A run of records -

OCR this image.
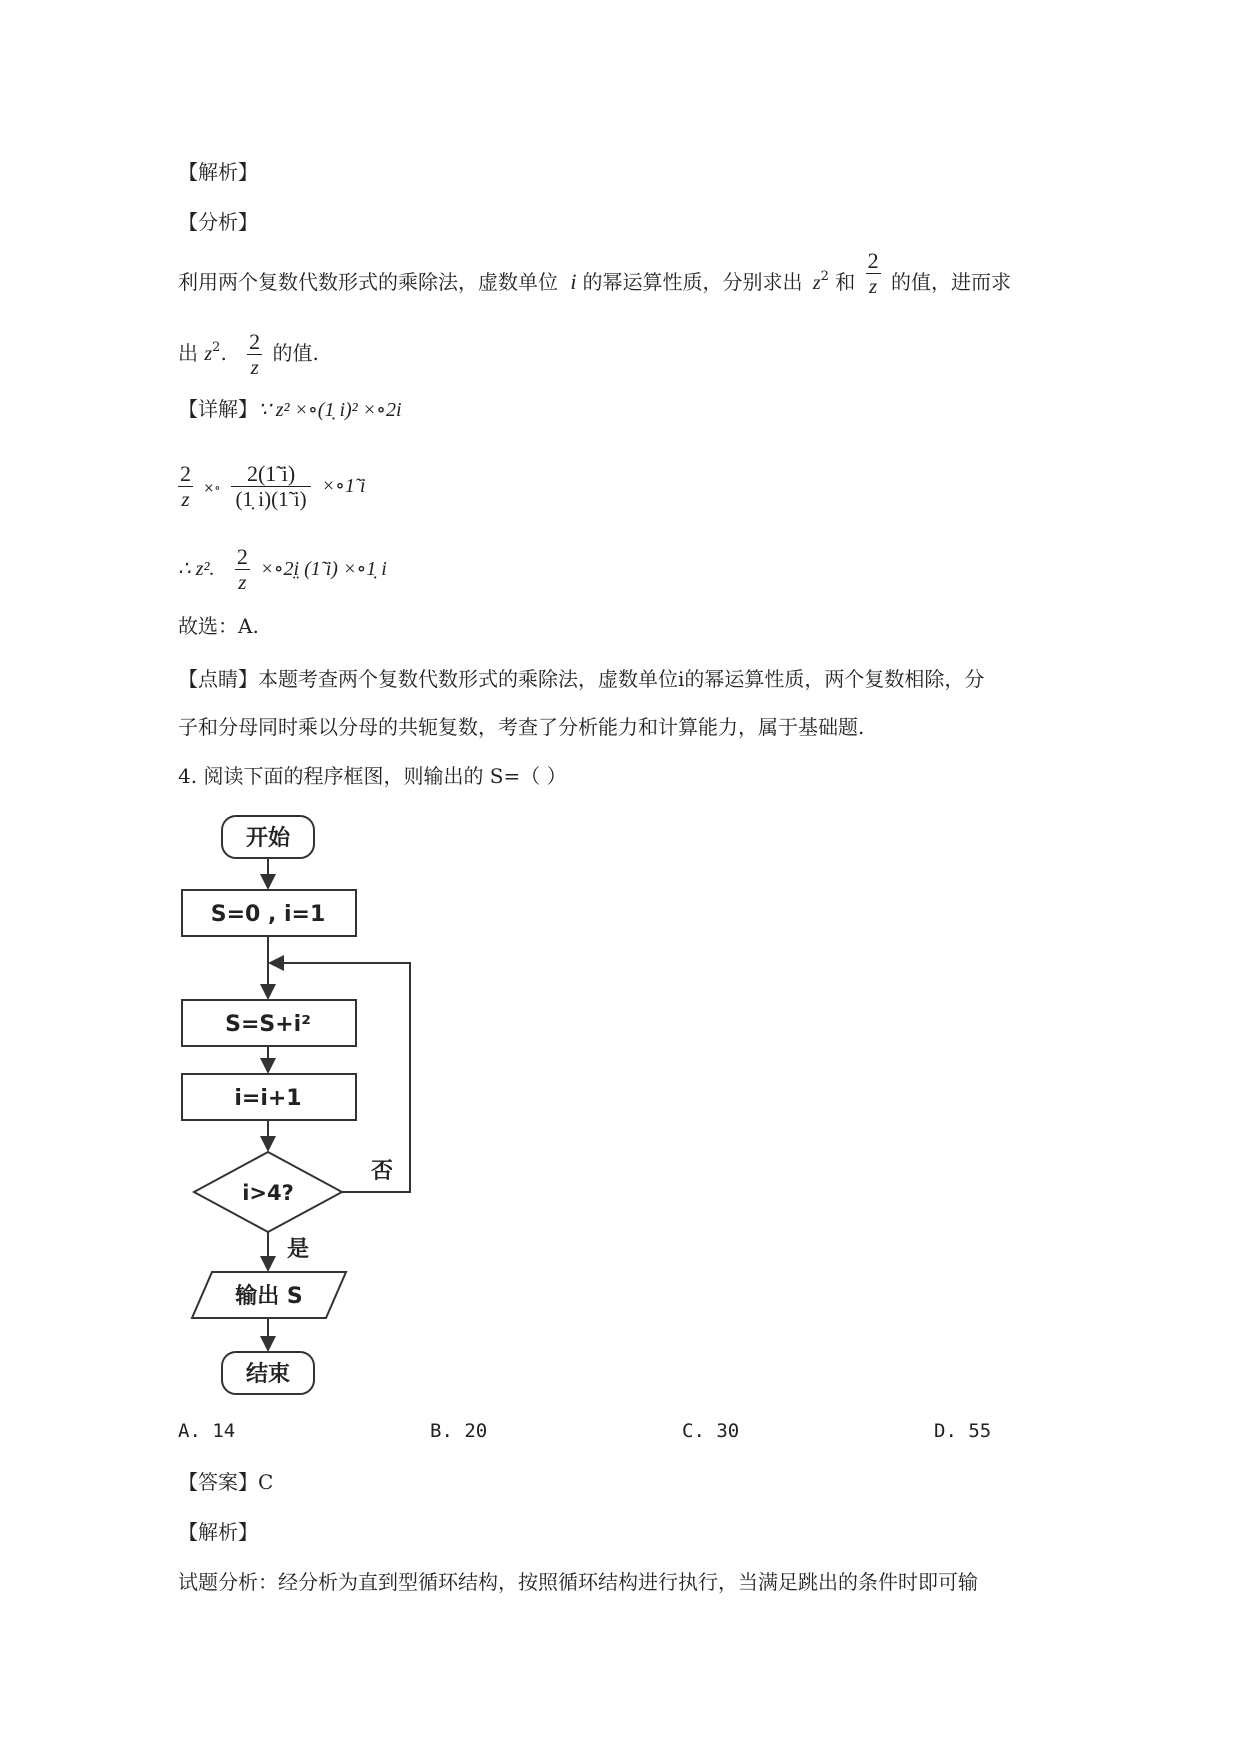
【解析】
【分析】
利用两个复数代数形式的乘除法，虚数单位 i 的幂运算性质，分别求出 $z^2$ 和 $\frac{2}{z}$ 的值，进而求
出 $z^2$. $\frac{2}{z}$ 的值.
【详解】∵ z² ×∘(1̣ i)² ×∘2i
$\frac{2}{z}$ ×∘ $\frac{2(1̃ i)}{(1̣ i)(1̃ i)}$ ×∘1̃ i
∴ z². $\frac{2}{z}$ ×∘2i̤ (1̃ i) ×∘1̣ i
故选：A.
【点睛】本题考查两个复数代数形式的乘除法，虚数单位i的幂运算性质，两个复数相除，分
子和分母同时乘以分母的共轭复数，考查了分析能力和计算能力，属于基础题.
4. 阅读下面的程序框图，则输出的 S=（ ）
开始
S=0 , i=1
S=S+i²
i=i+1
i>4?
否
是
输出 S
结束
A. 14	B. 20	C. 30	D. 55
【答案】C
【解析】
试题分析：经分析为直到型循环结构，按照循环结构进行执行，当满足跳出的条件时即可输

WHAT YOU SHOULD DO -
Drop the images and quote the entries word for word.

THE REPLY -
OCR this image.
【解析】
【分析】
利用两个复数代数形式的乘除法，虚数单位 i 的幂运算性质，分别求出 $z^2$ 和 $\frac{2}{z}$ 的值，进而求
出 $z^2$. $\frac{2}{z}$ 的值.
【详解】∵ z² ×∘(1̣ i)² ×∘2i
$\frac{2}{z}$ ×∘ $\frac{2(1̃ i)}{(1̣ i)(1̃ i)}$ ×∘1̃ i
∴ z². $\frac{2}{z}$ ×∘2i̤ (1̃ i) ×∘1̣ i
故选：A.
【点睛】本题考查两个复数代数形式的乘除法，虚数单位i的幂运算性质，两个复数相除，分
子和分母同时乘以分母的共轭复数，考查了分析能力和计算能力，属于基础题.
4. 阅读下面的程序框图，则输出的 S=（ ）
开始
S=0 , i=1
S=S+i²
i=i+1
i>4?
否
是
输出 S
结束
A. 14	B. 20	C. 30	D. 55
【答案】C
【解析】
试题分析：经分析为直到型循环结构，按照循环结构进行执行，当满足跳出的条件时即可输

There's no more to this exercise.